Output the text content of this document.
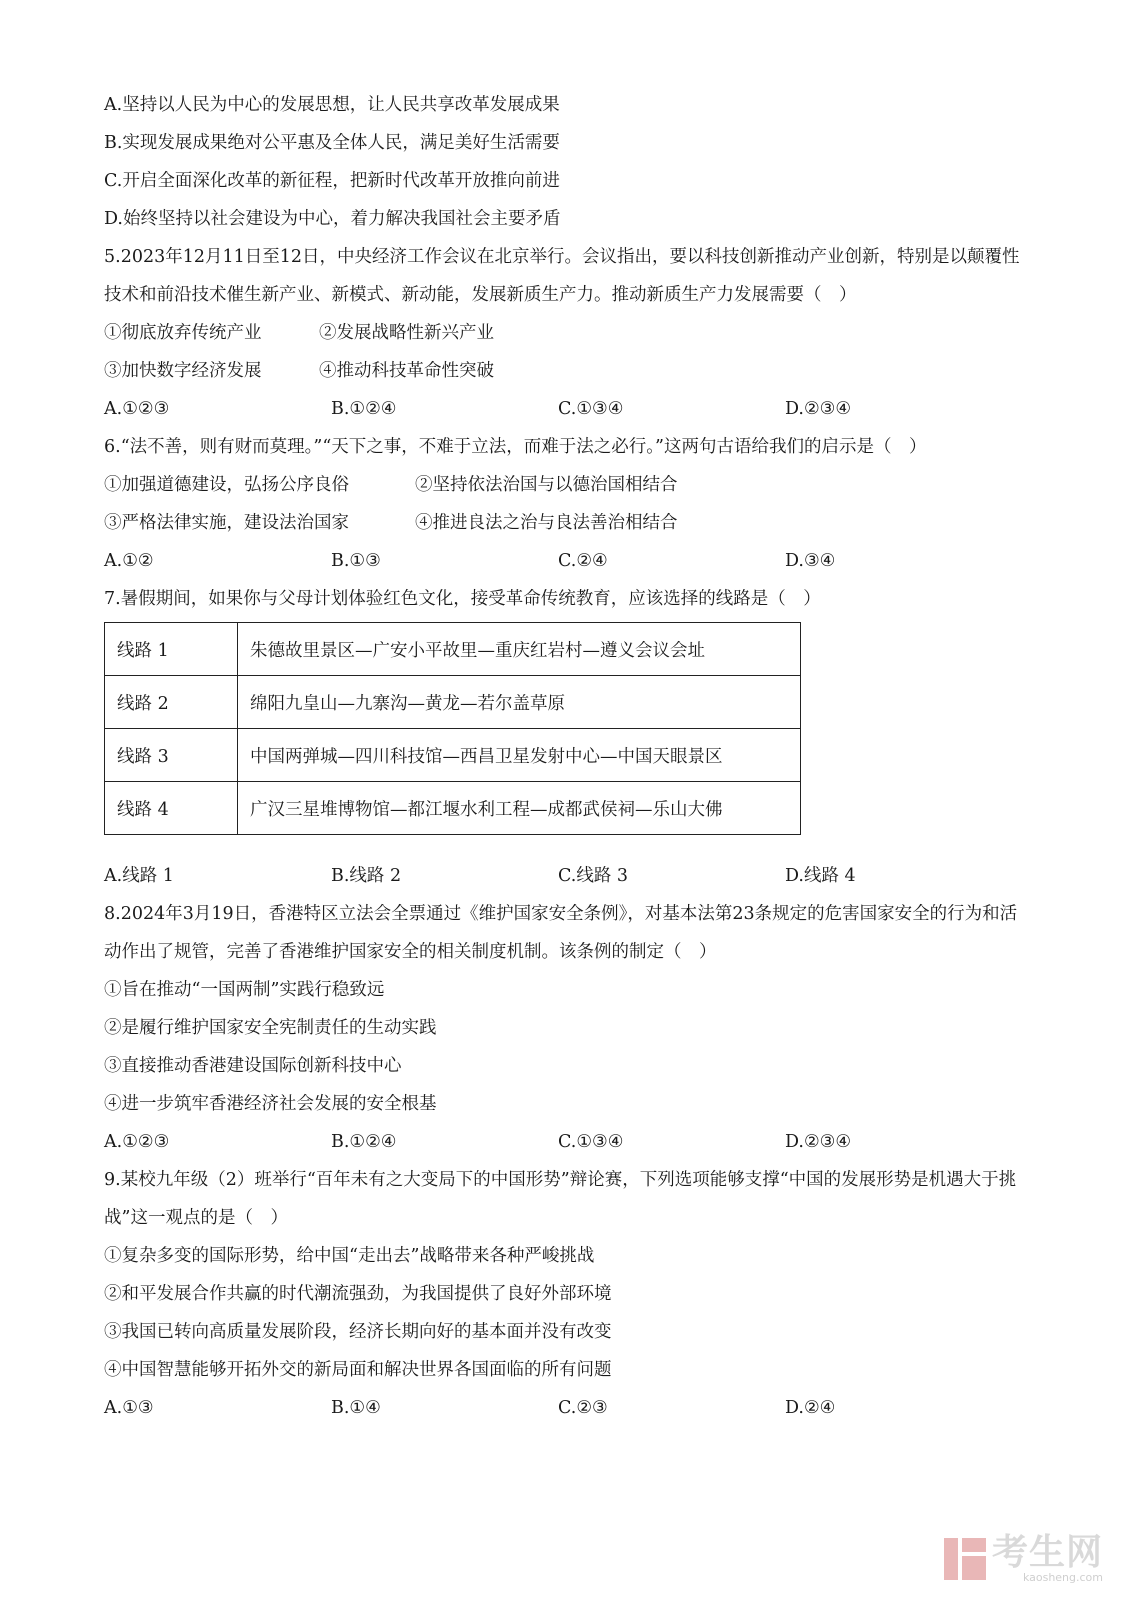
A.坚持以人民为中心的发展思想，让人民共享改革发展成果
B.实现发展成果绝对公平惠及全体人民，满足美好生活需要
C.开启全面深化改革的新征程，把新时代改革开放推向前进
D.始终坚持以社会建设为中心，着力解决我国社会主要矛盾
5.2023年12月11日至12日，中央经济工作会议在北京举行。会议指出，要以科技创新推动产业创新，特别是以颠覆性技术和前沿技术催生新产业、新模式、新动能，发展新质生产力。推动新质生产力发展需要（　）
①彻底放弃传统产业	②发展战略性新兴产业
③加快数字经济发展	④推动科技革命性突破
A.①②③	B.①②④	C.①③④	D.②③④
6.“法不善，则有财而莫理。”“天下之事，不难于立法，而难于法之必行。”这两句古语给我们的启示是（　）
①加强道德建设，弘扬公序良俗	②坚持依法治国与以德治国相结合
③严格法律实施，建设法治国家	④推进良法之治与良法善治相结合
A.①②	B.①③	C.②④	D.③④
7.暑假期间，如果你与父母计划体验红色文化，接受革命传统教育，应该选择的线路是（　）
线路 1	朱德故里景区—广安小平故里—重庆红岩村—遵义会议会址
线路 2	绵阳九皇山—九寨沟—黄龙—若尔盖草原
线路 3	中国两弹城—四川科技馆—西昌卫星发射中心—中国天眼景区
线路 4	广汉三星堆博物馆—都江堰水利工程—成都武侯祠—乐山大佛
A.线路 1	B.线路 2	C.线路 3	D.线路 4
8.2024年3月19日，香港特区立法会全票通过《维护国家安全条例》，对基本法第23条规定的危害国家安全的行为和活动作出了规管，完善了香港维护国家安全的相关制度机制。该条例的制定（　）
①旨在推动“一国两制”实践行稳致远
②是履行维护国家安全宪制责任的生动实践
③直接推动香港建设国际创新科技中心
④进一步筑牢香港经济社会发展的安全根基
A.①②③	B.①②④	C.①③④	D.②③④
9.某校九年级（2）班举行“百年未有之大变局下的中国形势”辩论赛，下列选项能够支撑“中国的发展形势是机遇大于挑战”这一观点的是（　）
①复杂多变的国际形势，给中国“走出去”战略带来各种严峻挑战
②和平发展合作共赢的时代潮流强劲，为我国提供了良好外部环境
③我国已转向高质量发展阶段，经济长期向好的基本面并没有改变
④中国智慧能够开拓外交的新局面和解决世界各国面临的所有问题
A.①③	B.①④	C.②③	D.②④
考生网
kaosheng.com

————

• _Request_: Leaving all pictures aside, quote each record exactly.

• _Answer to this exercise_:
Output the text content of this document.
A.坚持以人民为中心的发展思想，让人民共享改革发展成果
B.实现发展成果绝对公平惠及全体人民，满足美好生活需要
C.开启全面深化改革的新征程，把新时代改革开放推向前进
D.始终坚持以社会建设为中心，着力解决我国社会主要矛盾
5.2023年12月11日至12日，中央经济工作会议在北京举行。会议指出，要以科技创新推动产业创新，特别是以颠覆性技术和前沿技术催生新产业、新模式、新动能，发展新质生产力。推动新质生产力发展需要（　）
①彻底放弃传统产业	②发展战略性新兴产业
③加快数字经济发展	④推动科技革命性突破
A.①②③	B.①②④	C.①③④	D.②③④
6.“法不善，则有财而莫理。”“天下之事，不难于立法，而难于法之必行。”这两句古语给我们的启示是（　）
①加强道德建设，弘扬公序良俗	②坚持依法治国与以德治国相结合
③严格法律实施，建设法治国家	④推进良法之治与良法善治相结合
A.①②	B.①③	C.②④	D.③④
7.暑假期间，如果你与父母计划体验红色文化，接受革命传统教育，应该选择的线路是（　）
线路 1	朱德故里景区—广安小平故里—重庆红岩村—遵义会议会址
线路 2	绵阳九皇山—九寨沟—黄龙—若尔盖草原
线路 3	中国两弹城—四川科技馆—西昌卫星发射中心—中国天眼景区
线路 4	广汉三星堆博物馆—都江堰水利工程—成都武侯祠—乐山大佛
A.线路 1	B.线路 2	C.线路 3	D.线路 4
8.2024年3月19日，香港特区立法会全票通过《维护国家安全条例》，对基本法第23条规定的危害国家安全的行为和活动作出了规管，完善了香港维护国家安全的相关制度机制。该条例的制定（　）
①旨在推动“一国两制”实践行稳致远
②是履行维护国家安全宪制责任的生动实践
③直接推动香港建设国际创新科技中心
④进一步筑牢香港经济社会发展的安全根基
A.①②③	B.①②④	C.①③④	D.②③④
9.某校九年级（2）班举行“百年未有之大变局下的中国形势”辩论赛，下列选项能够支撑“中国的发展形势是机遇大于挑战”这一观点的是（　）
①复杂多变的国际形势，给中国“走出去”战略带来各种严峻挑战
②和平发展合作共赢的时代潮流强劲，为我国提供了良好外部环境
③我国已转向高质量发展阶段，经济长期向好的基本面并没有改变
④中国智慧能够开拓外交的新局面和解决世界各国面临的所有问题
A.①③	B.①④	C.②③	D.②④
考生网
kaosheng.com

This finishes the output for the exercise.